**Stated goal**
Copy out every line in which the string "полукругом" occurs.

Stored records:
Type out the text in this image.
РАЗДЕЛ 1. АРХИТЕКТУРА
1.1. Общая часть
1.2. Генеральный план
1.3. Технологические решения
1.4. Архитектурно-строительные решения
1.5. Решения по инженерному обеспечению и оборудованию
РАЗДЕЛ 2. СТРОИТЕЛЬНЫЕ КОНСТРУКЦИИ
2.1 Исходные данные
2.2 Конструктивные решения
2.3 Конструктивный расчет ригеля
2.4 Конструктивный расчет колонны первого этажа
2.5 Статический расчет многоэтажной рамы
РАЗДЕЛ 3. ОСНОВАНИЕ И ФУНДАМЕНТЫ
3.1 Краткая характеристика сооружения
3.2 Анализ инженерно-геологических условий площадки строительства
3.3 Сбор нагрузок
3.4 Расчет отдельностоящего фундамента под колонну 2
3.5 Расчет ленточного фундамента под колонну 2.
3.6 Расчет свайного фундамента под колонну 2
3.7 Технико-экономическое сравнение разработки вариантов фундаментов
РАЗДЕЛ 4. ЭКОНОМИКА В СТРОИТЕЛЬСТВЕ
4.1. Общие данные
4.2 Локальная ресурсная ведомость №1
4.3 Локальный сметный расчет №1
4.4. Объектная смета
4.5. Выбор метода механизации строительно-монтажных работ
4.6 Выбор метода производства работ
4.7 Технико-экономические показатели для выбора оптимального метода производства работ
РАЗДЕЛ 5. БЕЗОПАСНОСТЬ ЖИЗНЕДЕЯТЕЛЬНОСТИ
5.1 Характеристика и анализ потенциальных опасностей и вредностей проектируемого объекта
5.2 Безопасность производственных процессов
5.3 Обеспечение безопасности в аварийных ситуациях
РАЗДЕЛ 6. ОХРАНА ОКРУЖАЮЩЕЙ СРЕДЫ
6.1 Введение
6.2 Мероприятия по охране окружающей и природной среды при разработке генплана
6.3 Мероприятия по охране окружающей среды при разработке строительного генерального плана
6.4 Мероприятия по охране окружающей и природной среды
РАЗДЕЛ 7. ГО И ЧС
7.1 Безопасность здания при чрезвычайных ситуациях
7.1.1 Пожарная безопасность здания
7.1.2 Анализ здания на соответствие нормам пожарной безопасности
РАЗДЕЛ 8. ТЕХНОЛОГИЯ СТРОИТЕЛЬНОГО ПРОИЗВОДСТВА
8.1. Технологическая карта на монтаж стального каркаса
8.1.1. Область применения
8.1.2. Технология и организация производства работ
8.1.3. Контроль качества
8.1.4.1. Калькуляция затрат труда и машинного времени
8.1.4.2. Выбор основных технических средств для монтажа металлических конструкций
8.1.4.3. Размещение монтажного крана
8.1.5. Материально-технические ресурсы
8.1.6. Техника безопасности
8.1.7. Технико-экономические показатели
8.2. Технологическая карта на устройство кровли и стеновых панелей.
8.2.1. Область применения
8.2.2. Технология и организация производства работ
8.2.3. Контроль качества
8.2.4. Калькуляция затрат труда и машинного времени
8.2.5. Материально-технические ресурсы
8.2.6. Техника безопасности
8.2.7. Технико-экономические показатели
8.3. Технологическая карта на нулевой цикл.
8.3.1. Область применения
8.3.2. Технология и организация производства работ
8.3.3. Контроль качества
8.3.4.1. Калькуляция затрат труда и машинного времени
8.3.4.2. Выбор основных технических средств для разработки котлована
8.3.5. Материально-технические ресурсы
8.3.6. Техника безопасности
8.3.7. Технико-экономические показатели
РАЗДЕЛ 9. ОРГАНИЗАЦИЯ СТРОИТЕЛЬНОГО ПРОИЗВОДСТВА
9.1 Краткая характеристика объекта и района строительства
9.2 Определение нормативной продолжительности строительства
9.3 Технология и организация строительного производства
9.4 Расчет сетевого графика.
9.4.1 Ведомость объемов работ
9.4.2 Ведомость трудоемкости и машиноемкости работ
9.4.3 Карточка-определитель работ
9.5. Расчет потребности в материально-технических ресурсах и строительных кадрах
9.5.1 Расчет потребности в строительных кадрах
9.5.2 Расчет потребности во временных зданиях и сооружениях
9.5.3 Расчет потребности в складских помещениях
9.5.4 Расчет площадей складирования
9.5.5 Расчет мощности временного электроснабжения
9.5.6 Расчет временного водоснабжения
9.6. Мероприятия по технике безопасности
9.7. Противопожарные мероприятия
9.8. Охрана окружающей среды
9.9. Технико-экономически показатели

==

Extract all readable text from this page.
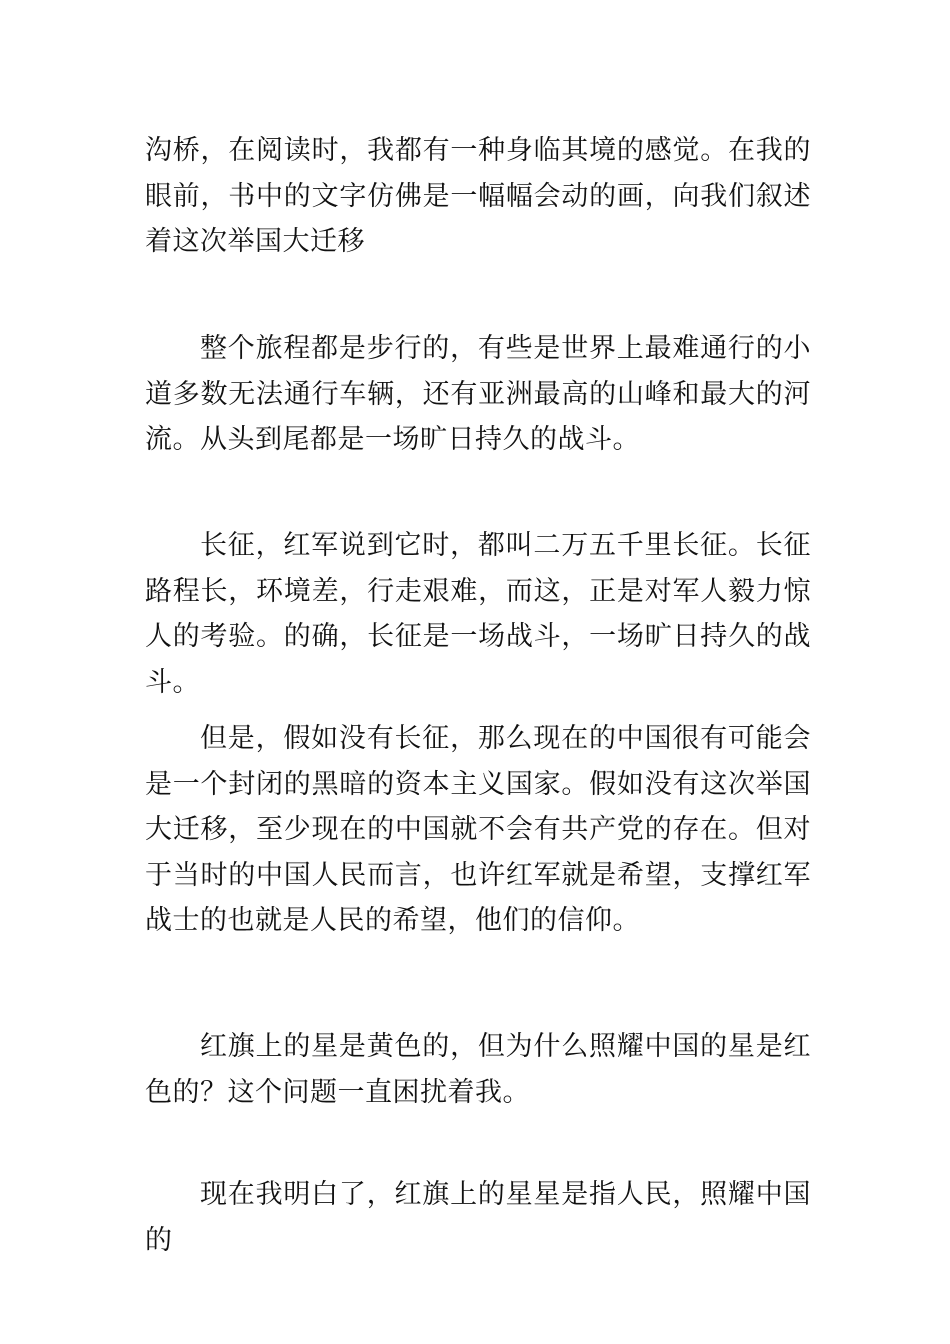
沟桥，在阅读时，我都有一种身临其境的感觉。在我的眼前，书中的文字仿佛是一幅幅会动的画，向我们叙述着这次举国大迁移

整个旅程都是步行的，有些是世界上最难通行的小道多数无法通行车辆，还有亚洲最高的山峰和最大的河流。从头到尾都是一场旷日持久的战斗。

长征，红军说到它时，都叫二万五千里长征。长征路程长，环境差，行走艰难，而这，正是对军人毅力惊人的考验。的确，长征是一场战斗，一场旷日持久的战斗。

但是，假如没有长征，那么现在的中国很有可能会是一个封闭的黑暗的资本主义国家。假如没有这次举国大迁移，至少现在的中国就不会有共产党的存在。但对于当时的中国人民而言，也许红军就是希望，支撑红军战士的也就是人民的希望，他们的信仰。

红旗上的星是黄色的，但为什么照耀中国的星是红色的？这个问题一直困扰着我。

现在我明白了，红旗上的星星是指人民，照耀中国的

---

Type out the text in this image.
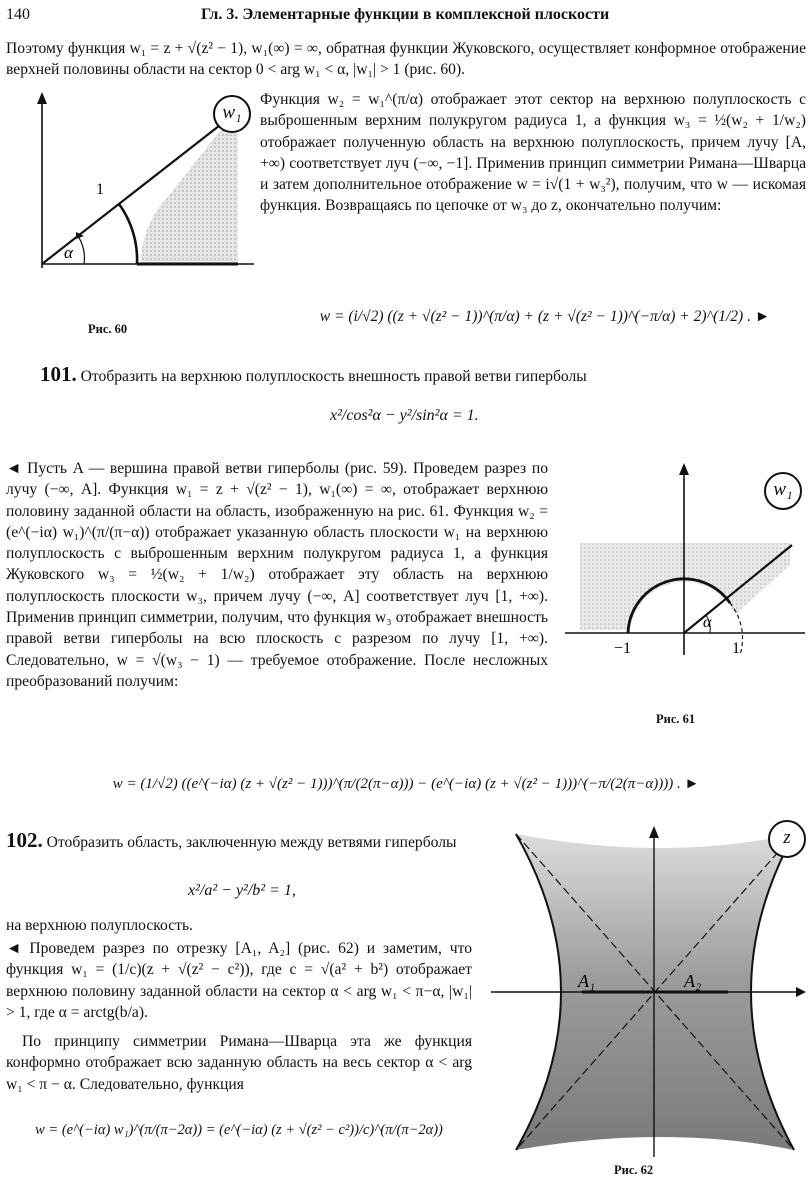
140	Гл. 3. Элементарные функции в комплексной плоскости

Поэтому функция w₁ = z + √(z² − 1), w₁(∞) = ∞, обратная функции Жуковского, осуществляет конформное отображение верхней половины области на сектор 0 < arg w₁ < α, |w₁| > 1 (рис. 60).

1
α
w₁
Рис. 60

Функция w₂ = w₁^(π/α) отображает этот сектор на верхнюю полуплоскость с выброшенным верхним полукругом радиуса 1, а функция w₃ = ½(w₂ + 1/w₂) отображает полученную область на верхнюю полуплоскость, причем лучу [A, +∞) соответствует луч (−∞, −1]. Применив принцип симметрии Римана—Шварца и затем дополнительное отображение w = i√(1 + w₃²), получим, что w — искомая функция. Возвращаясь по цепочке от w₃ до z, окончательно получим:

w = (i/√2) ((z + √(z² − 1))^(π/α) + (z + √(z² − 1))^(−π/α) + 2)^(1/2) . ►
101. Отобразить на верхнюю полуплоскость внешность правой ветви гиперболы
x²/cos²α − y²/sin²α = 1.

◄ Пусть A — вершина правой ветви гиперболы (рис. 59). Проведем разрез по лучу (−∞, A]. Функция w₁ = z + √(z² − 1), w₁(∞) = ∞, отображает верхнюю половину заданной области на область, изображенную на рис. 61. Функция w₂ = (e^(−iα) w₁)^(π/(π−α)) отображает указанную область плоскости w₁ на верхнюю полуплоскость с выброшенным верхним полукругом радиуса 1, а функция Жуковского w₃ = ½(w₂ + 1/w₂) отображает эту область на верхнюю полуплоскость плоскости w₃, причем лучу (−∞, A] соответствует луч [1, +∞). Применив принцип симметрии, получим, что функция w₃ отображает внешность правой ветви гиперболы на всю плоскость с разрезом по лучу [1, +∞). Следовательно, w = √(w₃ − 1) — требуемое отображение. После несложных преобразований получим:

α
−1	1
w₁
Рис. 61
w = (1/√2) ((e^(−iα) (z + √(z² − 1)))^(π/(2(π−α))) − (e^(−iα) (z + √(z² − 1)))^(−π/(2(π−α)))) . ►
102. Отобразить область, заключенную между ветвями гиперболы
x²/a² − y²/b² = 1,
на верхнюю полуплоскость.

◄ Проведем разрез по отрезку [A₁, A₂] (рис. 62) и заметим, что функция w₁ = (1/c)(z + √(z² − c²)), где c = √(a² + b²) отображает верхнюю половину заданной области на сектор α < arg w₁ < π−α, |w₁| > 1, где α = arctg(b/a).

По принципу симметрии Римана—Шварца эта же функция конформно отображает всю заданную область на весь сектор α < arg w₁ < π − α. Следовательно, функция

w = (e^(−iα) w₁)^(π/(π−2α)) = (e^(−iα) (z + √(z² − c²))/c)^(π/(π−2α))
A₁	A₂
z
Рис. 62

**Response**
Функция w₂ = w₁^(π/α) отображает этот сектор на верхнюю полуплоскость с выброшенным верхним полукругом радиуса 1, а функция w₃ = ½(w₂ + 1/w₂) отображает полученную область на верхнюю полуплоскость, причем лучу [A, +∞) соответствует луч (−∞, −1]. Применив принцип симметрии Римана—Шварца и затем дополнительное отображение w = i√(1 + w₃²), получим, что w — искомая функция. Возвращаясь по цепочке от w₃ до z, окончательно получим:
◄ Пусть A — вершина правой ветви гиперболы (рис. 59). Проведем разрез по лучу (−∞, A]. Функция w₁ = z + √(z² − 1), w₁(∞) = ∞, отображает верхнюю половину заданной области на область, изображенную на рис. 61. Функция w₂ = (e^(−iα) w₁)^(π/(π−α)) отображает указанную область плоскости w₁ на верхнюю полуплоскость с выброшенным верхним полукругом радиуса 1, а функция Жуковского w₃ = ½(w₂ + 1/w₂) отображает эту область на верхнюю полуплоскость плоскости w₃, причем лучу (−∞, A] соответствует луч [1, +∞). Применив принцип симметрии, получим, что функция w₃ отображает внешность правой ветви гиперболы на всю плоскость с разрезом по лучу [1, +∞). Следовательно, w = √(w₃ − 1) — требуемое отображение. После несложных преобразований получим:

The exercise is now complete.